Written instruction → Repeat each line of the material exactly.

Dataset entries →

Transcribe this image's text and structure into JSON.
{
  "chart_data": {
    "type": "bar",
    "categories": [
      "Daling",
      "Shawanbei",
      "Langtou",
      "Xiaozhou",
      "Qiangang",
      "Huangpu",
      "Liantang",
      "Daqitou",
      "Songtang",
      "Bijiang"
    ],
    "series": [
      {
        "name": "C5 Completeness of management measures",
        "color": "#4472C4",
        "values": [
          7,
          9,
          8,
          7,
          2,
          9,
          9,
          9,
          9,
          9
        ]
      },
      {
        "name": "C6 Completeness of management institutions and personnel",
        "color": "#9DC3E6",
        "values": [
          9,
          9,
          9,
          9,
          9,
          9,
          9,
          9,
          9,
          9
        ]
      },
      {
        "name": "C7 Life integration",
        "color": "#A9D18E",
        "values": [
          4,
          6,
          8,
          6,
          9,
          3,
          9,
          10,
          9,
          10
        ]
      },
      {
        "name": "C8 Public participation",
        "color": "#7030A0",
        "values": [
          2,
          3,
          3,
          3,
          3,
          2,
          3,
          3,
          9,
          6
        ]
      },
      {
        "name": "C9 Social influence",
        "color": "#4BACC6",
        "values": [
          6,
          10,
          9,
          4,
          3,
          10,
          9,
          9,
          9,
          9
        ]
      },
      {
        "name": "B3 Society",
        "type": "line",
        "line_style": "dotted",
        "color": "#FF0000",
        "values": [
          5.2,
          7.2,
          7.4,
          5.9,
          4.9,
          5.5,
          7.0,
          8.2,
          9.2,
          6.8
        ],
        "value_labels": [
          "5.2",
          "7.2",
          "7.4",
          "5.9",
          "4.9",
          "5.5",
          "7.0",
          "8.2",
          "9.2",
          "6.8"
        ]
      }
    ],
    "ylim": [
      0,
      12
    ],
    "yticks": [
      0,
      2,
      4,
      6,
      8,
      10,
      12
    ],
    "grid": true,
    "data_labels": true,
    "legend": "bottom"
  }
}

Correct response →
Transcribe this image's text and structure into JSON.
{
  "chart_data": {
    "type": "bar",
    "categories": [
      "Daling",
      "Shawanbei",
      "Langtou",
      "Xiaozhou",
      "Qiangang",
      "Huangpu",
      "Liantang",
      "Daqitou",
      "Songtang",
      "Bijiang"
    ],
    "series": [
      {
        "name": "C5 Completeness of management measures",
        "color": "#4472C4",
        "values": [
          7,
          9,
          8,
          7,
          2,
          9,
          9,
          9,
          9,
          9
        ]
      },
      {
        "name": "C6 Completeness of management institutions and personnel",
        "color": "#9DC3E6",
        "values": [
          9,
          9,
          9,
          9,
          9,
          9,
          9,
          9,
          9,
          9
        ]
      },
      {
        "name": "C7 Life integration",
        "color": "#A9D18E",
        "values": [
          4,
          6,
          8,
          6,
          9,
          3,
          9,
          10,
          9,
          10
        ]
      },
      {
        "name": "C8 Public participation",
        "color": "#7030A0",
        "values": [
          2,
          3,
          3,
          3,
          3,
          2,
          3,
          3,
          9,
          6
        ]
      },
      {
        "name": "C9 Social influence",
        "color": "#4BACC6",
        "values": [
          6,
          10,
          9,
          4,
          3,
          10,
          9,
          9,
          9,
          9
        ]
      },
      {
        "name": "B3 Society",
        "type": "line",
        "line_style": "dotted",
        "color": "#FF0000",
        "values": [
          5.2,
          7.2,
          7.4,
          5.9,
          4.9,
          5.5,
          7.0,
          8.2,
          9.2,
          6.8
        ],
        "value_labels": [
          "5.2",
          "7.2",
          "7.4",
          "5.9",
          "4.9",
          "5.5",
          "7.0",
          "8.2",
          "9.2",
          "6.8"
        ]
      }
    ],
    "ylim": [
      0,
      12
    ],
    "yticks": [
      0,
      2,
      4,
      6,
      8,
      10,
      12
    ],
    "grid": true,
    "data_labels": true,
    "legend": "bottom"
  }
}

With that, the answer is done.